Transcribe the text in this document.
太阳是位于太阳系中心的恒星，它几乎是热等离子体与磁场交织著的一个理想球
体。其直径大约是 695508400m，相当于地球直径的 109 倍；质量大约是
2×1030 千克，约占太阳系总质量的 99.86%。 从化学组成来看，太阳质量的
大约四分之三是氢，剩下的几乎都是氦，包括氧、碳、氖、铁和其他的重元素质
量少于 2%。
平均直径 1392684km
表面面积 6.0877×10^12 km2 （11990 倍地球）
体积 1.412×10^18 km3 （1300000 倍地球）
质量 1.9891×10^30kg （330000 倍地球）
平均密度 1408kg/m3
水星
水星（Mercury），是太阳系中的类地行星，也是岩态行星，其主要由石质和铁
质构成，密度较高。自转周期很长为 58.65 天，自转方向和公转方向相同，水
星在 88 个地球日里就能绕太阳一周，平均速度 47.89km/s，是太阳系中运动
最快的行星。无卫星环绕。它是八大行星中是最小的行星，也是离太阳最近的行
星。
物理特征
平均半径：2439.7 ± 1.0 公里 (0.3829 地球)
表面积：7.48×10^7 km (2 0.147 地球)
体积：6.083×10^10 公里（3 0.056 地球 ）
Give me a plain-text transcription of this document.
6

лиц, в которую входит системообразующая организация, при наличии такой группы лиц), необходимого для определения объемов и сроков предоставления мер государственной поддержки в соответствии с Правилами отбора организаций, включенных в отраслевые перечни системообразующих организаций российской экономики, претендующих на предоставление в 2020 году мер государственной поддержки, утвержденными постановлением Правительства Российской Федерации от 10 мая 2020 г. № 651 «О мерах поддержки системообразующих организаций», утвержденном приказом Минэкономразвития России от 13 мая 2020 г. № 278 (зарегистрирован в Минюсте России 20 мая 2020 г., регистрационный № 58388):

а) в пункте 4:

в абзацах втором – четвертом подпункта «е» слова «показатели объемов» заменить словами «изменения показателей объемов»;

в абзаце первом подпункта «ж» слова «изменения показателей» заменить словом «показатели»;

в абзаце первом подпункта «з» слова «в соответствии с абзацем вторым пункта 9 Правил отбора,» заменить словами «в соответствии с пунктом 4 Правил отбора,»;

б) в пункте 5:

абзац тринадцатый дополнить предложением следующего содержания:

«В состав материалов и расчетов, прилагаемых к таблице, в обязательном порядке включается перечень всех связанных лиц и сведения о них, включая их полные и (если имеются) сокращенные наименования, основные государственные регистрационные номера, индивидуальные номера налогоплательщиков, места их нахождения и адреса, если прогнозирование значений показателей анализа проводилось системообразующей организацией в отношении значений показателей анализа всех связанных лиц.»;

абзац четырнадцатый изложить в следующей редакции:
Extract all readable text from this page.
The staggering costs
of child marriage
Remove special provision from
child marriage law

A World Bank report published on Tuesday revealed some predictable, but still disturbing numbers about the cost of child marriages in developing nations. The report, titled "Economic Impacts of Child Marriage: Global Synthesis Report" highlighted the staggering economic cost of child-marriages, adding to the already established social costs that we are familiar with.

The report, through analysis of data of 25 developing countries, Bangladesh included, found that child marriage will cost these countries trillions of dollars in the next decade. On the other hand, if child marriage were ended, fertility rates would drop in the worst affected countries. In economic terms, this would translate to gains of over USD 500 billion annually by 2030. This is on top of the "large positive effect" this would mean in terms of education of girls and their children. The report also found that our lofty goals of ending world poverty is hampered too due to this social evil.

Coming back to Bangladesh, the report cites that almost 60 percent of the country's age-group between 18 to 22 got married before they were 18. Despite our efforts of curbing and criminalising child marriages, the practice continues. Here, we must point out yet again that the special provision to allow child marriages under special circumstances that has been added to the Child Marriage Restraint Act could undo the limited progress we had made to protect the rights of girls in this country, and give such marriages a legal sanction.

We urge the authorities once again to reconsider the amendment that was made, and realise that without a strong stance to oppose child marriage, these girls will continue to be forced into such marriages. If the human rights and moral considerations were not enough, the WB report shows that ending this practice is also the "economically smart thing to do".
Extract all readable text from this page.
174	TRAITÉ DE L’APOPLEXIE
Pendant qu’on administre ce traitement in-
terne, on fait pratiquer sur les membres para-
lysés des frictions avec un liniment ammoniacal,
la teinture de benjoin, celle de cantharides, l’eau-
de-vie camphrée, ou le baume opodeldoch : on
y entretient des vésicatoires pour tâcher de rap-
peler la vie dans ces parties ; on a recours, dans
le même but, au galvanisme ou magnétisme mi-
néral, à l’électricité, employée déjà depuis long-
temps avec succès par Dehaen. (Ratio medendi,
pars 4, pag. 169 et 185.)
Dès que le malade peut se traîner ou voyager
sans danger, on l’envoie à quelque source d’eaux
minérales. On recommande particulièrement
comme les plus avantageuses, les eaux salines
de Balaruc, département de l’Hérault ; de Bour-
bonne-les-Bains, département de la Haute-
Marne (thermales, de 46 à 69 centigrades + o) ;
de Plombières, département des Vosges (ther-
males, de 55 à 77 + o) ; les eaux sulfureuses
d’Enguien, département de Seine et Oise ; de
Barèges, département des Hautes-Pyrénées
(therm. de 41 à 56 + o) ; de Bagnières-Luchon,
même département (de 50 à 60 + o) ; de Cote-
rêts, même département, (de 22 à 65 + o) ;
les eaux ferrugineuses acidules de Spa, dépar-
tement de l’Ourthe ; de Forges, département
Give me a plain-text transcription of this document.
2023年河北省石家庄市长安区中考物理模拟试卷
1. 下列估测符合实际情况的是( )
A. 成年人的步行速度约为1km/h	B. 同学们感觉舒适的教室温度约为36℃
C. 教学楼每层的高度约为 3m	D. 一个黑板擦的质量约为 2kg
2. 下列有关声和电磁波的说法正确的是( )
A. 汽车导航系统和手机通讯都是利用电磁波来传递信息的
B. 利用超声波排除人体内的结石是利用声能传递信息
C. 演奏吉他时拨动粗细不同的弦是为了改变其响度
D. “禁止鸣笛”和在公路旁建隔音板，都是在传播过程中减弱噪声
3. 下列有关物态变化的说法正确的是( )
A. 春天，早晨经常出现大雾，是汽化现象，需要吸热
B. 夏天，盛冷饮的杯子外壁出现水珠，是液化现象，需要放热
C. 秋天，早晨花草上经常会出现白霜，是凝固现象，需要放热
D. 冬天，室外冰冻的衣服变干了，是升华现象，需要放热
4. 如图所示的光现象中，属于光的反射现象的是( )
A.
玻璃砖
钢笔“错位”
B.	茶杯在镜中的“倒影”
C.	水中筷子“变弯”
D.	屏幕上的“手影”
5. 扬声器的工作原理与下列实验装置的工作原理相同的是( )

* [Task description]
Transcribe all of the entries without altering anything.

* [The response]
Transcribe the text in this document.
太阳是位于太阳系中心的恒星，它几乎是热等离子体与磁场交织著的一个理想球
体。其直径大约是 695508400m，相当于地球直径的 109 倍；质量大约是
2×1030 千克，约占太阳系总质量的 99.86%。 从化学组成来看，太阳质量的
大约四分之三是氢，剩下的几乎都是氦，包括氧、碳、氖、铁和其他的重元素质
量少于 2%。
平均直径 1392684km
表面面积 6.0877×10^12 km2 （11990 倍地球）
体积 1.412×10^18 km3 （1300000 倍地球）
质量 1.9891×10^30kg （330000 倍地球）
平均密度 1408kg/m3
水星
水星（Mercury），是太阳系中的类地行星，也是岩态行星，其主要由石质和铁
质构成，密度较高。自转周期很长为 58.65 天，自转方向和公转方向相同，水
星在 88 个地球日里就能绕太阳一周，平均速度 47.89km/s，是太阳系中运动
最快的行星。无卫星环绕。它是八大行星中是最小的行星，也是离太阳最近的行
星。
物理特征
平均半径：2439.7 ± 1.0 公里 (0.3829 地球)
表面积：7.48×10^7 km (2 0.147 地球)
体积：6.083×10^10 公里（3 0.056 地球 ）
Give me a plain-text transcription of this document.
6

лиц, в которую входит системообразующая организация, при наличии такой группы лиц), необходимого для определения объемов и сроков предоставления мер государственной поддержки в соответствии с Правилами отбора организаций, включенных в отраслевые перечни системообразующих организаций российской экономики, претендующих на предоставление в 2020 году мер государственной поддержки, утвержденными постановлением Правительства Российской Федерации от 10 мая 2020 г. № 651 «О мерах поддержки системообразующих организаций», утвержденном приказом Минэкономразвития России от 13 мая 2020 г. № 278 (зарегистрирован в Минюсте России 20 мая 2020 г., регистрационный № 58388):

а) в пункте 4:

в абзацах втором – четвертом подпункта «е» слова «показатели объемов» заменить словами «изменения показателей объемов»;

в абзаце первом подпункта «ж» слова «изменения показателей» заменить словом «показатели»;

в абзаце первом подпункта «з» слова «в соответствии с абзацем вторым пункта 9 Правил отбора,» заменить словами «в соответствии с пунктом 4 Правил отбора,»;

б) в пункте 5:

абзац тринадцатый дополнить предложением следующего содержания:

«В состав материалов и расчетов, прилагаемых к таблице, в обязательном порядке включается перечень всех связанных лиц и сведения о них, включая их полные и (если имеются) сокращенные наименования, основные государственные регистрационные номера, индивидуальные номера налогоплательщиков, места их нахождения и адреса, если прогнозирование значений показателей анализа проводилось системообразующей организацией в отношении значений показателей анализа всех связанных лиц.»;

абзац четырнадцатый изложить в следующей редакции:
Extract all readable text from this page.
The staggering costs
of child marriage
Remove special provision from
child marriage law

A World Bank report published on Tuesday revealed some predictable, but still disturbing numbers about the cost of child marriages in developing nations. The report, titled "Economic Impacts of Child Marriage: Global Synthesis Report" highlighted the staggering economic cost of child-marriages, adding to the already established social costs that we are familiar with.

The report, through analysis of data of 25 developing countries, Bangladesh included, found that child marriage will cost these countries trillions of dollars in the next decade. On the other hand, if child marriage were ended, fertility rates would drop in the worst affected countries. In economic terms, this would translate to gains of over USD 500 billion annually by 2030. This is on top of the "large positive effect" this would mean in terms of education of girls and their children. The report also found that our lofty goals of ending world poverty is hampered too due to this social evil.

Coming back to Bangladesh, the report cites that almost 60 percent of the country's age-group between 18 to 22 got married before they were 18. Despite our efforts of curbing and criminalising child marriages, the practice continues. Here, we must point out yet again that the special provision to allow child marriages under special circumstances that has been added to the Child Marriage Restraint Act could undo the limited progress we had made to protect the rights of girls in this country, and give such marriages a legal sanction.

We urge the authorities once again to reconsider the amendment that was made, and realise that without a strong stance to oppose child marriage, these girls will continue to be forced into such marriages. If the human rights and moral considerations were not enough, the WB report shows that ending this practice is also the "economically smart thing to do".
Extract all readable text from this page.
174	TRAITÉ DE L’APOPLEXIE
Pendant qu’on administre ce traitement in-
terne, on fait pratiquer sur les membres para-
lysés des frictions avec un liniment ammoniacal,
la teinture de benjoin, celle de cantharides, l’eau-
de-vie camphrée, ou le baume opodeldoch : on
y entretient des vésicatoires pour tâcher de rap-
peler la vie dans ces parties ; on a recours, dans
le même but, au galvanisme ou magnétisme mi-
néral, à l’électricité, employée déjà depuis long-
temps avec succès par Dehaen. (Ratio medendi,
pars 4, pag. 169 et 185.)
Dès que le malade peut se traîner ou voyager
sans danger, on l’envoie à quelque source d’eaux
minérales. On recommande particulièrement
comme les plus avantageuses, les eaux salines
de Balaruc, département de l’Hérault ; de Bour-
bonne-les-Bains, département de la Haute-
Marne (thermales, de 46 à 69 centigrades + o) ;
de Plombières, département des Vosges (ther-
males, de 55 à 77 + o) ; les eaux sulfureuses
d’Enguien, département de Seine et Oise ; de
Barèges, département des Hautes-Pyrénées
(therm. de 41 à 56 + o) ; de Bagnières-Luchon,
même département (de 50 à 60 + o) ; de Cote-
rêts, même département, (de 22 à 65 + o) ;
les eaux ferrugineuses acidules de Spa, dépar-
tement de l’Ourthe ; de Forges, département
Give me a plain-text transcription of this document.
2023年河北省石家庄市长安区中考物理模拟试卷
1. 下列估测符合实际情况的是( )
A. 成年人的步行速度约为1km/h	B. 同学们感觉舒适的教室温度约为36℃
C. 教学楼每层的高度约为 3m	D. 一个黑板擦的质量约为 2kg
2. 下列有关声和电磁波的说法正确的是( )
A. 汽车导航系统和手机通讯都是利用电磁波来传递信息的
B. 利用超声波排除人体内的结石是利用声能传递信息
C. 演奏吉他时拨动粗细不同的弦是为了改变其响度
D. “禁止鸣笛”和在公路旁建隔音板，都是在传播过程中减弱噪声
3. 下列有关物态变化的说法正确的是( )
A. 春天，早晨经常出现大雾，是汽化现象，需要吸热
B. 夏天，盛冷饮的杯子外壁出现水珠，是液化现象，需要放热
C. 秋天，早晨花草上经常会出现白霜，是凝固现象，需要放热
D. 冬天，室外冰冻的衣服变干了，是升华现象，需要放热
4. 如图所示的光现象中，属于光的反射现象的是( )
A.
玻璃砖
钢笔“错位”
B.	茶杯在镜中的“倒影”
C.	水中筷子“变弯”
D.	屏幕上的“手影”
5. 扬声器的工作原理与下列实验装置的工作原理相同的是( )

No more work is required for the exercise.